*RECORDS TO PROCESS:*
* Begin *
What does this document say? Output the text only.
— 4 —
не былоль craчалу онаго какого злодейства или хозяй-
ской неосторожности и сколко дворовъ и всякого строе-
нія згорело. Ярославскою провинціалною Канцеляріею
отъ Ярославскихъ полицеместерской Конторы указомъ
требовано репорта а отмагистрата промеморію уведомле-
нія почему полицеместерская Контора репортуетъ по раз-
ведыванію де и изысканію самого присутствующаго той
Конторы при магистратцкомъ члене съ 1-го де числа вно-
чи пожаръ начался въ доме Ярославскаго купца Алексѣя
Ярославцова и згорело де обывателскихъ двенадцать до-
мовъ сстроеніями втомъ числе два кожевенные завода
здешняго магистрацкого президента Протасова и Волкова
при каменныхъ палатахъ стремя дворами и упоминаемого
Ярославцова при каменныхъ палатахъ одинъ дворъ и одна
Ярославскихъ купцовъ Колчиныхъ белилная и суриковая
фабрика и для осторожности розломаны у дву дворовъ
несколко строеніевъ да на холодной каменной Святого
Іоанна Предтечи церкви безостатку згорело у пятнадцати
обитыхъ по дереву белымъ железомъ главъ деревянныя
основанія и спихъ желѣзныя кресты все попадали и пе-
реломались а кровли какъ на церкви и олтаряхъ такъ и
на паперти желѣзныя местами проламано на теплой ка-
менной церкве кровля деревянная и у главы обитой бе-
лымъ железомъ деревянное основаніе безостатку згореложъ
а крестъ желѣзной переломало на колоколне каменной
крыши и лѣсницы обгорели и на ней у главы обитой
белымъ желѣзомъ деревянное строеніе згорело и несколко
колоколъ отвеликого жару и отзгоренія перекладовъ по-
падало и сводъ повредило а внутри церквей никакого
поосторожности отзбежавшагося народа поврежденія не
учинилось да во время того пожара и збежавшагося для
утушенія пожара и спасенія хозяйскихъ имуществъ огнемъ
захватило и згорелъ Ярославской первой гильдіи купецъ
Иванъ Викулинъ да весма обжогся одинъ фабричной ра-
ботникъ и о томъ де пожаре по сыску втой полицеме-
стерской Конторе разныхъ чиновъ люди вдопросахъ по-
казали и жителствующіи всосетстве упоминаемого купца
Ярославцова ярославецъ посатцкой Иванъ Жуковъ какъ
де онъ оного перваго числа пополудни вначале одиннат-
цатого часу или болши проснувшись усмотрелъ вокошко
* End *
*TASK:* Return every line above that contains the word "церкви".

*TASK OUTPUT:*
Іоанна Предтечи церкви безостатку згорело у пятнадцати
реломались а кровли какъ на церкви и олтаряхъ такъ и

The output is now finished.